Data shown →

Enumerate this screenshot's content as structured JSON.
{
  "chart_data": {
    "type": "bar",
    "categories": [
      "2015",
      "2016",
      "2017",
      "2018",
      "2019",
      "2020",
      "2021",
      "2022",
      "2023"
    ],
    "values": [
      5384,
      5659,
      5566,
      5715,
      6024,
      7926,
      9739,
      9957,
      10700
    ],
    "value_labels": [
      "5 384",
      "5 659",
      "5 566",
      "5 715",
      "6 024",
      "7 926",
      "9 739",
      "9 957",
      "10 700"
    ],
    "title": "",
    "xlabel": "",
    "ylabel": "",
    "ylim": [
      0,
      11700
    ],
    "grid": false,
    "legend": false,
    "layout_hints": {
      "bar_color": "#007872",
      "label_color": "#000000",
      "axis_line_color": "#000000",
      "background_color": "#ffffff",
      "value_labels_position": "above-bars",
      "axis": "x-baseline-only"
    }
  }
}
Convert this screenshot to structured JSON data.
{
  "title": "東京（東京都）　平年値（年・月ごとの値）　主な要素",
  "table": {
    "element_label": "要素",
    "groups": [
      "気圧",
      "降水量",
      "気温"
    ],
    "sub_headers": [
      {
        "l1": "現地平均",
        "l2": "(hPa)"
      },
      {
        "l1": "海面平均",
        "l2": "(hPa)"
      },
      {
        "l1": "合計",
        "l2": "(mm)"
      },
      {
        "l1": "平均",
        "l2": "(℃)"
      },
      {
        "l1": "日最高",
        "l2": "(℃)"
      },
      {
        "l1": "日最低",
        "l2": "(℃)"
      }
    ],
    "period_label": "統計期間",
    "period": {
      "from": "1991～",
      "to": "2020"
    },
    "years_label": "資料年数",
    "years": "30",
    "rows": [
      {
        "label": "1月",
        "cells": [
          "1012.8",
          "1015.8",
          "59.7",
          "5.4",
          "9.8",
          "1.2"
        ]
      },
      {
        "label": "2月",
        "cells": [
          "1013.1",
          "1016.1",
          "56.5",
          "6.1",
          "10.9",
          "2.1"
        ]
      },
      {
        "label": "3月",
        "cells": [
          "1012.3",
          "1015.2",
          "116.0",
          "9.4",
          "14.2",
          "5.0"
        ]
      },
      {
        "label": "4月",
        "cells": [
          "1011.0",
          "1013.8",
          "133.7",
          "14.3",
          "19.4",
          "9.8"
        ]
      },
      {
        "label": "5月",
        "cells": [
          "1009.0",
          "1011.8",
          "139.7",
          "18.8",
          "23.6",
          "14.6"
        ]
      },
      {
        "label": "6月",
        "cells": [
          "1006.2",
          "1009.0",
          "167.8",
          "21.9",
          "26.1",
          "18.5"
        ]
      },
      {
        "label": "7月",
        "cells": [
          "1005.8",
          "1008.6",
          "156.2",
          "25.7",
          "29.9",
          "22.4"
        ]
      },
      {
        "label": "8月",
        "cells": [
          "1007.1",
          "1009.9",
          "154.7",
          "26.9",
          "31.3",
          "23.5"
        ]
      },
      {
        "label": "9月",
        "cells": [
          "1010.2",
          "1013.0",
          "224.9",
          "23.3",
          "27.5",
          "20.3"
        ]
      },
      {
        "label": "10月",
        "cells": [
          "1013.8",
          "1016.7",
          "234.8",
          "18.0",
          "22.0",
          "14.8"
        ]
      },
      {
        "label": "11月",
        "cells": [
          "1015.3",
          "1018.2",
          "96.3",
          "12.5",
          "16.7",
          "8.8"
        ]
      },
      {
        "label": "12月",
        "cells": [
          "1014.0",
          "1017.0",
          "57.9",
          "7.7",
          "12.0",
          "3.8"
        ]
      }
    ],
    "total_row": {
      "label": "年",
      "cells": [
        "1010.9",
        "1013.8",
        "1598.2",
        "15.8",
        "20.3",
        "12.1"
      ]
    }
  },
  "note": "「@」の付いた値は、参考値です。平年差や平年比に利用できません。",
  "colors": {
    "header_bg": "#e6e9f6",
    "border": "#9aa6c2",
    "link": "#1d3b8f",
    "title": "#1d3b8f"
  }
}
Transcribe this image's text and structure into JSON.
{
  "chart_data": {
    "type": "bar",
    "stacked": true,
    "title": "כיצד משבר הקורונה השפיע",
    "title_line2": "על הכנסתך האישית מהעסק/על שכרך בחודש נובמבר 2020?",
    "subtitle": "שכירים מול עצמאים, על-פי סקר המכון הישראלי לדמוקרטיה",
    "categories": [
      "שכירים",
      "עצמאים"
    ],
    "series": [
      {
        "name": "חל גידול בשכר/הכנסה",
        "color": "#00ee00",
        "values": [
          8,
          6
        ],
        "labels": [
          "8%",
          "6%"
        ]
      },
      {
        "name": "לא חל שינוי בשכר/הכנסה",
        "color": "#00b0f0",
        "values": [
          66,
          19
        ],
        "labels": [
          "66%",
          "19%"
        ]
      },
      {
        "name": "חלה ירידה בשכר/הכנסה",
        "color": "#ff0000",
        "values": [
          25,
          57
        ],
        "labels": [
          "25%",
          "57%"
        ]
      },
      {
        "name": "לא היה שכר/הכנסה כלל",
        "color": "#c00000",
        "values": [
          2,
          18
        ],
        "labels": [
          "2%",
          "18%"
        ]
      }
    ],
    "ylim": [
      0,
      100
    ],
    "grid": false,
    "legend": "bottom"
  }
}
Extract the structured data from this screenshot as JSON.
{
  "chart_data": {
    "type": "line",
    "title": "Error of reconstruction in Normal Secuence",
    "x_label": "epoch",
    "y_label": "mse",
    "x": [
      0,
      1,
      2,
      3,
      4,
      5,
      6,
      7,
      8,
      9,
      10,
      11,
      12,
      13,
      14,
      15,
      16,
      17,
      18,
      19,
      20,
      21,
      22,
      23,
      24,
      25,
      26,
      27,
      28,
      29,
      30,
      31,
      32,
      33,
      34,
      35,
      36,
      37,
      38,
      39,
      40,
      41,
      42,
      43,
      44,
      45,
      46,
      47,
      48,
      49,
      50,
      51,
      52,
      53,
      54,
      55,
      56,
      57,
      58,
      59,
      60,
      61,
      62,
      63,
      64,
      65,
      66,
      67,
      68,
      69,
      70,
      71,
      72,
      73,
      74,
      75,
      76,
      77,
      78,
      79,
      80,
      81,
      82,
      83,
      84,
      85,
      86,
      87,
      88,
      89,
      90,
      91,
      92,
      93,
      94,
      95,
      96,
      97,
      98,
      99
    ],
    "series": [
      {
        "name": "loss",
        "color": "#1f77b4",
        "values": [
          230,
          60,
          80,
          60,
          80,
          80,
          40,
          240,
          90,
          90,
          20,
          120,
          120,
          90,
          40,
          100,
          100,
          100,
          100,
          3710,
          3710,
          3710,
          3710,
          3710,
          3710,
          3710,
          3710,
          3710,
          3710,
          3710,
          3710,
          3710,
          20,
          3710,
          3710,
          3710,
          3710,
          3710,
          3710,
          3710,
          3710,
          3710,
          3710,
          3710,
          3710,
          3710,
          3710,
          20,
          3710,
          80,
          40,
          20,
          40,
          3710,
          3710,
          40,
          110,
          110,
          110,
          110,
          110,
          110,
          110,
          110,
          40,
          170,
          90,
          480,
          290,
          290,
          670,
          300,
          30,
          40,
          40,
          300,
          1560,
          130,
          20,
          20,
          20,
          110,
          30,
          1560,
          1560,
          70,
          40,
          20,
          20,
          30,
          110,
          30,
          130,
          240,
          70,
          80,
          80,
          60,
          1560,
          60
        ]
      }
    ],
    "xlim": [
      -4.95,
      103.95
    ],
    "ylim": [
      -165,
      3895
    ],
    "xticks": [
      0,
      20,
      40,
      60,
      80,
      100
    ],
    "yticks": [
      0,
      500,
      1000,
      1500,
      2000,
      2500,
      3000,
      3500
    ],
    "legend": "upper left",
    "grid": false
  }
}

Set exercise → The word "בשכר" appears in how many lines of the records? Give the number only.

Response below → 3